* BEGIN DATASET ENTRIES *
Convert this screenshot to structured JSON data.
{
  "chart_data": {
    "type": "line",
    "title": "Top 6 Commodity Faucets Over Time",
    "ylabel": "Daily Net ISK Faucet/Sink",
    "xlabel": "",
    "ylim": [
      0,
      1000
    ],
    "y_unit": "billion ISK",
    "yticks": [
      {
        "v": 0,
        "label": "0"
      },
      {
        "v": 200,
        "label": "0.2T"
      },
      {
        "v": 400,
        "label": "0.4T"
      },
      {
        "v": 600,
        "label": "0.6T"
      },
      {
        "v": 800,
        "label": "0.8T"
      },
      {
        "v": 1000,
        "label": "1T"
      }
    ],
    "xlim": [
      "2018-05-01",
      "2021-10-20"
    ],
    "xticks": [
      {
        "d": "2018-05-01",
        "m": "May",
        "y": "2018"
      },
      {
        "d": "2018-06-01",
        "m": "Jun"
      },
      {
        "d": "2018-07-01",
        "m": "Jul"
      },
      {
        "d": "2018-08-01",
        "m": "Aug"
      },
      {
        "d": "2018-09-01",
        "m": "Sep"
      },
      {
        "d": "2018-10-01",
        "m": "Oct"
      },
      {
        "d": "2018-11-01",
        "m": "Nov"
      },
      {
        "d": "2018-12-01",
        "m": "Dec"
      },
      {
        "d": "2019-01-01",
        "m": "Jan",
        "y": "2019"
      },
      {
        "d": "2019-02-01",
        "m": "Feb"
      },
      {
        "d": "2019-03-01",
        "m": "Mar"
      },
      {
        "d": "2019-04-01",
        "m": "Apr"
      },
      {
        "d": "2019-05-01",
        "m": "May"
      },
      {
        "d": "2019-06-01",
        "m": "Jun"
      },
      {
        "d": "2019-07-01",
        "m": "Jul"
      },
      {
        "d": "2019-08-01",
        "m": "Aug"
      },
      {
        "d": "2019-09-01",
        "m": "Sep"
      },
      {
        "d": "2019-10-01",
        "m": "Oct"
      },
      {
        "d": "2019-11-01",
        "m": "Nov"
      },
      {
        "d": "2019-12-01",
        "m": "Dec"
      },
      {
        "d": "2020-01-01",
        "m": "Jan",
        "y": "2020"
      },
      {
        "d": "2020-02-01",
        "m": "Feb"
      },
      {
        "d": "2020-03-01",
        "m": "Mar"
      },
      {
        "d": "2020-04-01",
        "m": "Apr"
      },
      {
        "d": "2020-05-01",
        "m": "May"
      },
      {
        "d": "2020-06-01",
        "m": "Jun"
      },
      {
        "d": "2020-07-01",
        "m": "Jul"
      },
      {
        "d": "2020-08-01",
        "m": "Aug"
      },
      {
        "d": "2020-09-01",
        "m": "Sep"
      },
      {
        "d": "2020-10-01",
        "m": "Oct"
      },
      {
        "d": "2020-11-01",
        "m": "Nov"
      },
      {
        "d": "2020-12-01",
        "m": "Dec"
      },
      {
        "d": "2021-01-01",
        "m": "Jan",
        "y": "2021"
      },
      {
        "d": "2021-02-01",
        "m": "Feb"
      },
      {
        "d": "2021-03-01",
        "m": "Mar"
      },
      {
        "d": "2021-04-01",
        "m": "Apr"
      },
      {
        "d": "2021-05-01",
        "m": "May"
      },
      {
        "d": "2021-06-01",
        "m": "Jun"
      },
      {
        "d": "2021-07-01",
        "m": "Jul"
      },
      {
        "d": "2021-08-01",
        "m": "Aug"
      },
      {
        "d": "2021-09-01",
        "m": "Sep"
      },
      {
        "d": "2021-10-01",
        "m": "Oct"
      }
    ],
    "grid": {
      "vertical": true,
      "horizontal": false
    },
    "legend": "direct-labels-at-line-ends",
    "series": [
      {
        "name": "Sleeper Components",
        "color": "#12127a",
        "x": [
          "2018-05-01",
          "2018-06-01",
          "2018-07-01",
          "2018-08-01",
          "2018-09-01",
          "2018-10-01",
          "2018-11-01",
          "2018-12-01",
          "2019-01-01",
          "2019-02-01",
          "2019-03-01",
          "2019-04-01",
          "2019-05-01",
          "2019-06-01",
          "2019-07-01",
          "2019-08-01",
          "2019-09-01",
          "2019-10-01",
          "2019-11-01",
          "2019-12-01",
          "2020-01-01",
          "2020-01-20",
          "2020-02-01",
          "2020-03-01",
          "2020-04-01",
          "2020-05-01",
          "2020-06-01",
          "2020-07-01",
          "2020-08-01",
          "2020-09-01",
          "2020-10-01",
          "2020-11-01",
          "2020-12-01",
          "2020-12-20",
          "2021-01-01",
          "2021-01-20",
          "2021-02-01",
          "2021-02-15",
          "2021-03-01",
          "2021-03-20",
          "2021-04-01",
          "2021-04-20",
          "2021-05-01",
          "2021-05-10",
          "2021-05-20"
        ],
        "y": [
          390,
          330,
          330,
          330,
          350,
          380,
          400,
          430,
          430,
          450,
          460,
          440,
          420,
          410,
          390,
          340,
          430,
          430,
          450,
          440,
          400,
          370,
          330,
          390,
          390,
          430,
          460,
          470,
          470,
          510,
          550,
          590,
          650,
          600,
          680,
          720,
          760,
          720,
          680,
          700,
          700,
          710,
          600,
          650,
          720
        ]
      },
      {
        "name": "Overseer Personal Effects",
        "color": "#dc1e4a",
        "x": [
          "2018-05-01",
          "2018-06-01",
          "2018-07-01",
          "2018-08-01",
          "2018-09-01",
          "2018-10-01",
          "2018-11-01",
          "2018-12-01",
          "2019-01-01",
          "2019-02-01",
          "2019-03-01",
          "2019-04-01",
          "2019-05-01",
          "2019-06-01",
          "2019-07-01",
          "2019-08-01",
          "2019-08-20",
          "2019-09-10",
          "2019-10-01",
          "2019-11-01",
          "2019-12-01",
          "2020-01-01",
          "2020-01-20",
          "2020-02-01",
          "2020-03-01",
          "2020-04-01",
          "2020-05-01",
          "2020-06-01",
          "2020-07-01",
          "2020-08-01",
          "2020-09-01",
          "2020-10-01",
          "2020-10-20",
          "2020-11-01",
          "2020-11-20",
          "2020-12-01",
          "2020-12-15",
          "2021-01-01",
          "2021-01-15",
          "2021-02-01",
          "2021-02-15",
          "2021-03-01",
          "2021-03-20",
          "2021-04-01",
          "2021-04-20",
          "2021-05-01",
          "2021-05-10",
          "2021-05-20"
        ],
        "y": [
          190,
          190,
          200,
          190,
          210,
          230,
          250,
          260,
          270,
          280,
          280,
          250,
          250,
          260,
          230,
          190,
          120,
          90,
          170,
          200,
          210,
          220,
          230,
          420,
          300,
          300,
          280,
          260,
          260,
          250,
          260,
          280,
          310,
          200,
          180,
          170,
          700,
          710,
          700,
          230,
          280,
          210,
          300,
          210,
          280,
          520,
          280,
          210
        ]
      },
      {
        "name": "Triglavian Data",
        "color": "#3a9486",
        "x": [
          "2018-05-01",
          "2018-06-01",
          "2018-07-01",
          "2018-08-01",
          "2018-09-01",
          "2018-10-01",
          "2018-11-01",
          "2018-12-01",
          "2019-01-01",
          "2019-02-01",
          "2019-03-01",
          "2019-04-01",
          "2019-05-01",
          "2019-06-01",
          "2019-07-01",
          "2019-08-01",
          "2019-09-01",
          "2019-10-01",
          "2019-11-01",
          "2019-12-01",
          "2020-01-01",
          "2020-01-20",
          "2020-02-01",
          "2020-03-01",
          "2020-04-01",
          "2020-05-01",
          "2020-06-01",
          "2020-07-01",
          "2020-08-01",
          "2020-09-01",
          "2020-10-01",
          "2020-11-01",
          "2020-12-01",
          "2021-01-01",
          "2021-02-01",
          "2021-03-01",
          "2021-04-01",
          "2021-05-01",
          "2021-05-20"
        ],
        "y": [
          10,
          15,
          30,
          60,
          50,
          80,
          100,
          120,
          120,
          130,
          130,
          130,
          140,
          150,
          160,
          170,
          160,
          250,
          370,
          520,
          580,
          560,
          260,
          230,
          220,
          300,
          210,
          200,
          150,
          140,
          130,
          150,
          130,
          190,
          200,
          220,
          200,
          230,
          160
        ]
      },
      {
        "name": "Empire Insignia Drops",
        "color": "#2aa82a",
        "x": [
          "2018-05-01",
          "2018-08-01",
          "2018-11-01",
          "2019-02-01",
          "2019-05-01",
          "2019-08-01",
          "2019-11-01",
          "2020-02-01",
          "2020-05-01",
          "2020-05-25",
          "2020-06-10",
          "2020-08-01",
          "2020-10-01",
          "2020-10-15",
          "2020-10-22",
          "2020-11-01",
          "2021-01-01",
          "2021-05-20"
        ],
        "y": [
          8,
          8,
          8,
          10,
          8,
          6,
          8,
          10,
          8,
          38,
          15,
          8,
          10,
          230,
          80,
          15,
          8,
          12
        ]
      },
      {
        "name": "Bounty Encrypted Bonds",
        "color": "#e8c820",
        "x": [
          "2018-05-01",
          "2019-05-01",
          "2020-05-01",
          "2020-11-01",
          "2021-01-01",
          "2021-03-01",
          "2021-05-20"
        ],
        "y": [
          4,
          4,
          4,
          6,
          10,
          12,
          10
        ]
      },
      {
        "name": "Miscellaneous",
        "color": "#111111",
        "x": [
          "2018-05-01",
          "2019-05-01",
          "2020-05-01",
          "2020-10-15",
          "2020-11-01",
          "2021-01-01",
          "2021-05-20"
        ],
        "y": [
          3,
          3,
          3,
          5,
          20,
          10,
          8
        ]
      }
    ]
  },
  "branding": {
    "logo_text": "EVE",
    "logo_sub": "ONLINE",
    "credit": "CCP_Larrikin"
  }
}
* END DATASET ENTRIES *
[AIM OF THE TASK]
Scan the records above for the string "name", then select every line that holds it.

[EXERCISE RESPONSE]
        "name": "Sleeper Components",
        "name": "Overseer Personal Effects",
        "name": "Triglavian Data",
        "name": "Empire Insignia Drops",
        "name": "Bounty Encrypted Bonds",
        "name": "Miscellaneous",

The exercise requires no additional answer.